**Problem description**: Write the count of lines that contain the word "name" and nothing else.

**Data listing**:

===

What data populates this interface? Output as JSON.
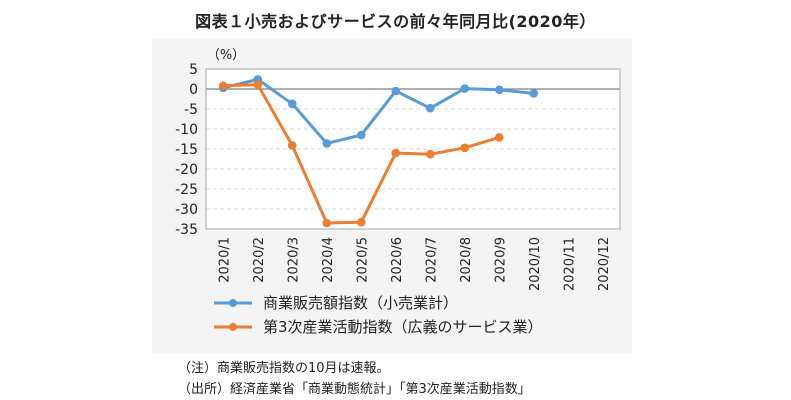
{
  "title": "図表１小売およびサービスの前々年同月比(2020年）",
  "notes": [
    "（注）商業販売指数の10月は速報。",
    "（出所）経済産業省「商業動態統計」「第3次産業活動指数」"
  ],
  "colors": {
    "series_blue": "#5b9bd5",
    "series_orange": "#ed7d31",
    "gridline": "#d9d9d9",
    "axis": "#7f7f7f",
    "panel_background": "#f4f4f4"
  },
  "chart_data": {
    "type": "line",
    "title": "図表１小売およびサービスの前々年同月比(2020年）",
    "unit_label": "（%）",
    "xlabel": "",
    "ylabel": "",
    "ylim": [
      -35,
      5
    ],
    "yticks": [
      5,
      0,
      -5,
      -10,
      -15,
      -20,
      -25,
      -30,
      -35
    ],
    "grid": true,
    "legend_position": "bottom",
    "categories": [
      "2020/1",
      "2020/2",
      "2020/3",
      "2020/4",
      "2020/5",
      "2020/6",
      "2020/7",
      "2020/8",
      "2020/9",
      "2020/10",
      "2020/11",
      "2020/12"
    ],
    "series": [
      {
        "name": "商業販売額指数（小売業計）",
        "color": "#5b9bd5",
        "values": [
          0.3,
          2.4,
          -3.7,
          -13.6,
          -11.5,
          -0.5,
          -4.8,
          0.1,
          -0.2,
          -1.1,
          null,
          null
        ]
      },
      {
        "name": "第3次産業活動指数（広義のサービス業）",
        "color": "#ed7d31",
        "values": [
          0.8,
          1.1,
          -14.1,
          -33.5,
          -33.3,
          -16.0,
          -16.3,
          -14.7,
          -12.1,
          null,
          null,
          null
        ]
      }
    ]
  }
}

===

**Exercise result**: 2